» **Available data**:

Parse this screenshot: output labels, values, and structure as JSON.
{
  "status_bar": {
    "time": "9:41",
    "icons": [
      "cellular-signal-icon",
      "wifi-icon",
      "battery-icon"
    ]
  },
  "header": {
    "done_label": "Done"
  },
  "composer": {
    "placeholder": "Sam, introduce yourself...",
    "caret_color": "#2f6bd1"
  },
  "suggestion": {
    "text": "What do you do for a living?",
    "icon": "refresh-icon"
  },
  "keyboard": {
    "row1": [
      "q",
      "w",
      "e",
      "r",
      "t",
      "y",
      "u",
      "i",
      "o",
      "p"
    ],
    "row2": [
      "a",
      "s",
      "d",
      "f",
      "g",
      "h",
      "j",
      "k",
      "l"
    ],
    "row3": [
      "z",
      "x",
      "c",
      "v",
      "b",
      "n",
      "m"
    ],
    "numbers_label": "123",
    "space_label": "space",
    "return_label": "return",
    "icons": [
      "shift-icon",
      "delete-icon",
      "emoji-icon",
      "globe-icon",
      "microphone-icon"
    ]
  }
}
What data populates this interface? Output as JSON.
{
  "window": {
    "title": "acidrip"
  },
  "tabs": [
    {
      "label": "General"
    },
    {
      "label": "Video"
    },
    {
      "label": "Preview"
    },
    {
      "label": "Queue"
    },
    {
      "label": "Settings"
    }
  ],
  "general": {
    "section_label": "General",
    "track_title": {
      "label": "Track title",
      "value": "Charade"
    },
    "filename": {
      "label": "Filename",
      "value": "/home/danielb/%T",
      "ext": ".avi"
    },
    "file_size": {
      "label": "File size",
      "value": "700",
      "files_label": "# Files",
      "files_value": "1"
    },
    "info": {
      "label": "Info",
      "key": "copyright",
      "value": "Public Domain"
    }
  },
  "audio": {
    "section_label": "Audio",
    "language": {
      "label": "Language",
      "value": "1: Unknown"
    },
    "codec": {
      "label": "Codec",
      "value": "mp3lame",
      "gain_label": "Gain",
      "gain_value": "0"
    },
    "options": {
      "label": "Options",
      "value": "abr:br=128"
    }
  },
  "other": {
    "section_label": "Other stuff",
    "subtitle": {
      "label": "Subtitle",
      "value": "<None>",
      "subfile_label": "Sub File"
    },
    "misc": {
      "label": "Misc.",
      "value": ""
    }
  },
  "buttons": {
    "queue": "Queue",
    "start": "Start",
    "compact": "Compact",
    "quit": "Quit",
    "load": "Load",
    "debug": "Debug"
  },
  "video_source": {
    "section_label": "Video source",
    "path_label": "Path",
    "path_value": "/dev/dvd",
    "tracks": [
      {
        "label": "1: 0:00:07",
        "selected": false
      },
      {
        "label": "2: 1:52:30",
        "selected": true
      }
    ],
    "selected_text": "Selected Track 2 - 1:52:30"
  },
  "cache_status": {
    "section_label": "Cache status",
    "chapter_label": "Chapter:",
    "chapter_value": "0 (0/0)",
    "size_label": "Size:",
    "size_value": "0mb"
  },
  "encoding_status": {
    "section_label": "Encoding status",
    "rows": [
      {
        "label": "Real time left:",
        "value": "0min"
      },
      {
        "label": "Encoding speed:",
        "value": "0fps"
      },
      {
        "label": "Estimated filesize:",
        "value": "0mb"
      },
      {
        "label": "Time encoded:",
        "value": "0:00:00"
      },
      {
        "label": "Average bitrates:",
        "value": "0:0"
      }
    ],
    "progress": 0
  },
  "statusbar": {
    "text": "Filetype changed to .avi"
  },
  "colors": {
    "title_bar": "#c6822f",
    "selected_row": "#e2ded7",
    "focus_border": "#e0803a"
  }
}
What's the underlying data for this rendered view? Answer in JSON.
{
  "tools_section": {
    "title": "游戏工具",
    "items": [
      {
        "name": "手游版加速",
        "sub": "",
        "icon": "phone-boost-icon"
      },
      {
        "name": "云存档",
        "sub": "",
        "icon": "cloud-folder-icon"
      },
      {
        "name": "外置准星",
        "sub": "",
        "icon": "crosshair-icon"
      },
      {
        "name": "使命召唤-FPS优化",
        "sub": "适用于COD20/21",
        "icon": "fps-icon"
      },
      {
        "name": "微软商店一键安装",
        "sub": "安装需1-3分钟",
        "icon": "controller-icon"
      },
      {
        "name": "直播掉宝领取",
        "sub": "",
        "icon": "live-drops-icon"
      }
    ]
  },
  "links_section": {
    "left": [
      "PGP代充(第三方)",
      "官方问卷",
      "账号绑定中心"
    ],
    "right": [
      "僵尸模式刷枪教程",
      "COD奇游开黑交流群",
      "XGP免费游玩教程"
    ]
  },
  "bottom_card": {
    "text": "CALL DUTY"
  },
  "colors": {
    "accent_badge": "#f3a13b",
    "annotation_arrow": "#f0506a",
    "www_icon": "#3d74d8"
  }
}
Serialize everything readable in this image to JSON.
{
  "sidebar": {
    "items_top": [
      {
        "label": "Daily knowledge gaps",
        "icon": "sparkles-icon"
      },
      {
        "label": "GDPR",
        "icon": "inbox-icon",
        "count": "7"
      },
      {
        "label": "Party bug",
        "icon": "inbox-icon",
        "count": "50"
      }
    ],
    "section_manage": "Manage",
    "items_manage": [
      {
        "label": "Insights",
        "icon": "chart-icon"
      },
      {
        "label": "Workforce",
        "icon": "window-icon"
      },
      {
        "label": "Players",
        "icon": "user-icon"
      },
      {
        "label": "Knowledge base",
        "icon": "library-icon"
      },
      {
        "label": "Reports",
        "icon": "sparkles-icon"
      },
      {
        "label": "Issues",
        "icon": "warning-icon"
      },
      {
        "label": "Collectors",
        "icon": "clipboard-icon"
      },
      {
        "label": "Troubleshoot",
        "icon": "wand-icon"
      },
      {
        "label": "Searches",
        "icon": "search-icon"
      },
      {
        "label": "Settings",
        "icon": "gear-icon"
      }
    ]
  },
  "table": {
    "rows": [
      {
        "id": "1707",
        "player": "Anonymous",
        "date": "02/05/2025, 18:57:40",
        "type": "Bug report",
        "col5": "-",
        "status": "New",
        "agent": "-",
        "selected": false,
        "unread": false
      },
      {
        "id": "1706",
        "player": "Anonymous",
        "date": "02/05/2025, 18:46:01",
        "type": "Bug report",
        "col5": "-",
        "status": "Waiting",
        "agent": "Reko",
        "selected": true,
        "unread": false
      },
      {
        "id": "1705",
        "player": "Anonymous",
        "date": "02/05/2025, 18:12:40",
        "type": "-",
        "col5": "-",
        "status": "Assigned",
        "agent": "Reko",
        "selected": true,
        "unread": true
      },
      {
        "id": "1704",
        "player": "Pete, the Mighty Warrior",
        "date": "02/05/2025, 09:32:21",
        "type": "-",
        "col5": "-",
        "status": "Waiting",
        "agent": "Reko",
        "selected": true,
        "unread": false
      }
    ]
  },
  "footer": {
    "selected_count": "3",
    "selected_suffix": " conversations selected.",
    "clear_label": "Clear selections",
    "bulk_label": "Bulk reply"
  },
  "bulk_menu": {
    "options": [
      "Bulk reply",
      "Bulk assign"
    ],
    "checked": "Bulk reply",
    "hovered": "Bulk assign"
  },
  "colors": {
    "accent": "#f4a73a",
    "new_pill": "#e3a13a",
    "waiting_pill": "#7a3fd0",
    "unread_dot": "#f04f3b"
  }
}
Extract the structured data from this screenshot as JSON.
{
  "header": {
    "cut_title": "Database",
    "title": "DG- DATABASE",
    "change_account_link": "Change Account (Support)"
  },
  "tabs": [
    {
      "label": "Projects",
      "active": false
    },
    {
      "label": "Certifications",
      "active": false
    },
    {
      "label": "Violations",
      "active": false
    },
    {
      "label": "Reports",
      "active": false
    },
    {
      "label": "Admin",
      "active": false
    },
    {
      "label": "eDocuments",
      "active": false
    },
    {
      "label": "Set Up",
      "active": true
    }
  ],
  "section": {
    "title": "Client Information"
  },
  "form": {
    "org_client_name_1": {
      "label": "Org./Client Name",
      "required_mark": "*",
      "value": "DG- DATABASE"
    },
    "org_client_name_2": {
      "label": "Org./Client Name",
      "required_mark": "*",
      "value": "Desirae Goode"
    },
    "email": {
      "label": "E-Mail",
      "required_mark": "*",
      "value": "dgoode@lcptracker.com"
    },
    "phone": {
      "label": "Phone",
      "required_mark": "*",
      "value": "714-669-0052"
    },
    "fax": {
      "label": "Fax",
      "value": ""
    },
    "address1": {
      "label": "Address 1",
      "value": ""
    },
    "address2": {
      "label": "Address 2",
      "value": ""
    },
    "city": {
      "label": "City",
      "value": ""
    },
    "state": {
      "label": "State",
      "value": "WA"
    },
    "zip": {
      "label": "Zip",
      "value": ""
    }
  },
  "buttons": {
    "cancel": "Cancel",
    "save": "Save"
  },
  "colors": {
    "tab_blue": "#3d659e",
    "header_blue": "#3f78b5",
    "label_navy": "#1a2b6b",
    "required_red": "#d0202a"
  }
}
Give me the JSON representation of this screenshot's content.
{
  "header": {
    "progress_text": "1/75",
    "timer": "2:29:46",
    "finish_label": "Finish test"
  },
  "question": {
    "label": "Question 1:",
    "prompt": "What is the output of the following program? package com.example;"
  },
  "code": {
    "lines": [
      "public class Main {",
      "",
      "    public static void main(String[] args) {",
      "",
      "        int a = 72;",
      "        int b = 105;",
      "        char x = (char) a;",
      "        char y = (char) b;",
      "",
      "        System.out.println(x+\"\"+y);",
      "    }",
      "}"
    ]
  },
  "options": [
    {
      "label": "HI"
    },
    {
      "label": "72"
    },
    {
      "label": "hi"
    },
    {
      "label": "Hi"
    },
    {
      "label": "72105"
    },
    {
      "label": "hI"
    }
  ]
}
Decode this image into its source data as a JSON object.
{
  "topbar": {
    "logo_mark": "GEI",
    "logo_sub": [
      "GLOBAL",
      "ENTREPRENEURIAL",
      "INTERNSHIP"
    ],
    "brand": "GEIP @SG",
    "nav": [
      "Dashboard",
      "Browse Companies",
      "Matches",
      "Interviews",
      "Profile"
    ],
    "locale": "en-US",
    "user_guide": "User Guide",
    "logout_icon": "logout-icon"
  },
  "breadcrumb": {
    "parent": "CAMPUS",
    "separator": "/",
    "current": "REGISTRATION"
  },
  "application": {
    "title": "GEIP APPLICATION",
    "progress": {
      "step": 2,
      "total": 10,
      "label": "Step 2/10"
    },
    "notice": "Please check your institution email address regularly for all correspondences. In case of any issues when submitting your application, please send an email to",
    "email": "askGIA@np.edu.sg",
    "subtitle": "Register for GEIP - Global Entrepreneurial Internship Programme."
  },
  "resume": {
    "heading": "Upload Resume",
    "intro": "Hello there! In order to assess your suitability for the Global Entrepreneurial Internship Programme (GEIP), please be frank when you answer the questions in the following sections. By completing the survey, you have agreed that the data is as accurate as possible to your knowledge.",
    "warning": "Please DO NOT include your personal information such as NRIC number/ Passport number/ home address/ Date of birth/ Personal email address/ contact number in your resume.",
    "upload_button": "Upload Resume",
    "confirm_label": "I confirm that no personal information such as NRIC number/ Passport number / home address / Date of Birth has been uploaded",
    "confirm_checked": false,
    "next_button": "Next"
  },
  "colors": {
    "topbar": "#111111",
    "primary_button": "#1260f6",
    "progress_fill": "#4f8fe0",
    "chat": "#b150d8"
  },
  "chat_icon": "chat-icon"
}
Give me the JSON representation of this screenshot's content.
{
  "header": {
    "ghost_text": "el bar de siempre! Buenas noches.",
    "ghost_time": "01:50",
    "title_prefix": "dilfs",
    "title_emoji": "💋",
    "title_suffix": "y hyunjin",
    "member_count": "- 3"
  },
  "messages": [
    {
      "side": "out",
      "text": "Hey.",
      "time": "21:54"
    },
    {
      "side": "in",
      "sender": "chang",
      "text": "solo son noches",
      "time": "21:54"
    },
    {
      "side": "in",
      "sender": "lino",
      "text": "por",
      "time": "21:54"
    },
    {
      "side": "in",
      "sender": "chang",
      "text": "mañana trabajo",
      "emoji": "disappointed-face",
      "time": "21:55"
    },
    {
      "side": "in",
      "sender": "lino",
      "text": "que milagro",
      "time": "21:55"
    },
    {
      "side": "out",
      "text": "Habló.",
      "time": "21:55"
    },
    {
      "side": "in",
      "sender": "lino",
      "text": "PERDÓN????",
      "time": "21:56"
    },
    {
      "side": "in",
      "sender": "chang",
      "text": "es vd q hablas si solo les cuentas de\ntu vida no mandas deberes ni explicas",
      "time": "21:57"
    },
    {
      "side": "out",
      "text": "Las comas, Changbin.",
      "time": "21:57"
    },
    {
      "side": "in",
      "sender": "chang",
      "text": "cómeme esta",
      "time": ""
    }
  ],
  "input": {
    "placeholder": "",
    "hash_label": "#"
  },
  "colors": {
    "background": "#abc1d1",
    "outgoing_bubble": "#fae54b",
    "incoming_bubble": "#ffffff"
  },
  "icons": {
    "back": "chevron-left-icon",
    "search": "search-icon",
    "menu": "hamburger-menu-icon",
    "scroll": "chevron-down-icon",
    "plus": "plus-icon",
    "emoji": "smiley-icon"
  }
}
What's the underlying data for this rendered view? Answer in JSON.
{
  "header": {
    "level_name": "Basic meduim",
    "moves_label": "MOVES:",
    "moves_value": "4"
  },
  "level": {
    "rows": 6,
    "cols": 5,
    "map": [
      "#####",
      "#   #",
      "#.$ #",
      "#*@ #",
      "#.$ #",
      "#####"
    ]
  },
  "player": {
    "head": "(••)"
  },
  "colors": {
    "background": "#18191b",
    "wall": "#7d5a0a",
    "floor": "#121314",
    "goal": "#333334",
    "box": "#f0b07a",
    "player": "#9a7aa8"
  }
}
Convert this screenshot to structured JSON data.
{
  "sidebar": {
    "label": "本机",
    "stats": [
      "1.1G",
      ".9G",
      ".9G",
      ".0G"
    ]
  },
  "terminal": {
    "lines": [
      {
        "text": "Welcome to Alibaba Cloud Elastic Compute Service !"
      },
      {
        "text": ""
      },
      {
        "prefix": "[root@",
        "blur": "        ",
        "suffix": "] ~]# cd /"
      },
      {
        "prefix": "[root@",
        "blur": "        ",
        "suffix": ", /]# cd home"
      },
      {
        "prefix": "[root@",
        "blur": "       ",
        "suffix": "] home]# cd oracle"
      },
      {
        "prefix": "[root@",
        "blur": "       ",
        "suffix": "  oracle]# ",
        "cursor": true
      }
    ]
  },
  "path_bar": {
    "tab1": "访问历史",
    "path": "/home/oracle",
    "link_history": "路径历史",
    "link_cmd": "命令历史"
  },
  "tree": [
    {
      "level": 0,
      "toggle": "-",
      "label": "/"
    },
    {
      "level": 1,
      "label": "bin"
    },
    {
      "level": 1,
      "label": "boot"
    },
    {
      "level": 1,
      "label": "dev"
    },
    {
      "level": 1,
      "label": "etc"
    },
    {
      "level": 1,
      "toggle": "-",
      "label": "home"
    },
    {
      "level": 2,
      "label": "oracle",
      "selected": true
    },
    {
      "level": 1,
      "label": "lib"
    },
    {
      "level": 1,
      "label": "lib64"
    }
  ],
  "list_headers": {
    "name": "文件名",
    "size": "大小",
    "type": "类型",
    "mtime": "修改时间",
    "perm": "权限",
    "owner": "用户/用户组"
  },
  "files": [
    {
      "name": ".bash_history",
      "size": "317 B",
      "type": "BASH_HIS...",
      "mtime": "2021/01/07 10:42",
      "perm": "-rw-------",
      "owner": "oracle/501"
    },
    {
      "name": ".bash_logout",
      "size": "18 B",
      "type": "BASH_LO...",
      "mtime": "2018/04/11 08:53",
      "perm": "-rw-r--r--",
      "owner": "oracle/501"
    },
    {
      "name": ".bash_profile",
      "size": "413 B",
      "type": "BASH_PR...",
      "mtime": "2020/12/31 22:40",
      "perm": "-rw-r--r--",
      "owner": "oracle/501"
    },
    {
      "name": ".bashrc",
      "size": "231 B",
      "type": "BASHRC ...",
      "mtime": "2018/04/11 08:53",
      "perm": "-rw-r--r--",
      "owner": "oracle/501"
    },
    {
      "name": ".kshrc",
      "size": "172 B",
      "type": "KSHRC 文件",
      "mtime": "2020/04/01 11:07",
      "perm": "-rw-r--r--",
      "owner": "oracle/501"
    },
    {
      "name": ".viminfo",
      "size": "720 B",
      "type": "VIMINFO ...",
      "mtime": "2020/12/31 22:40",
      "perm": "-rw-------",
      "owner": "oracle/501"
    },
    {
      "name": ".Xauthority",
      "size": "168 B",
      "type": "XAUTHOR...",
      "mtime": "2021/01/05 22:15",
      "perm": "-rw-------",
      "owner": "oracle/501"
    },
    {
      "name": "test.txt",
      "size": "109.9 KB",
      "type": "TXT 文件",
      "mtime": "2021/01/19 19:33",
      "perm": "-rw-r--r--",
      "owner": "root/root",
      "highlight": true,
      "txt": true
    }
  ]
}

» **Given exercise**:
Look through the entries above and list every line containing "placeholder".

» **Written answer**:
    "placeholder": "Sam, introduce yourself...",
    "placeholder": "",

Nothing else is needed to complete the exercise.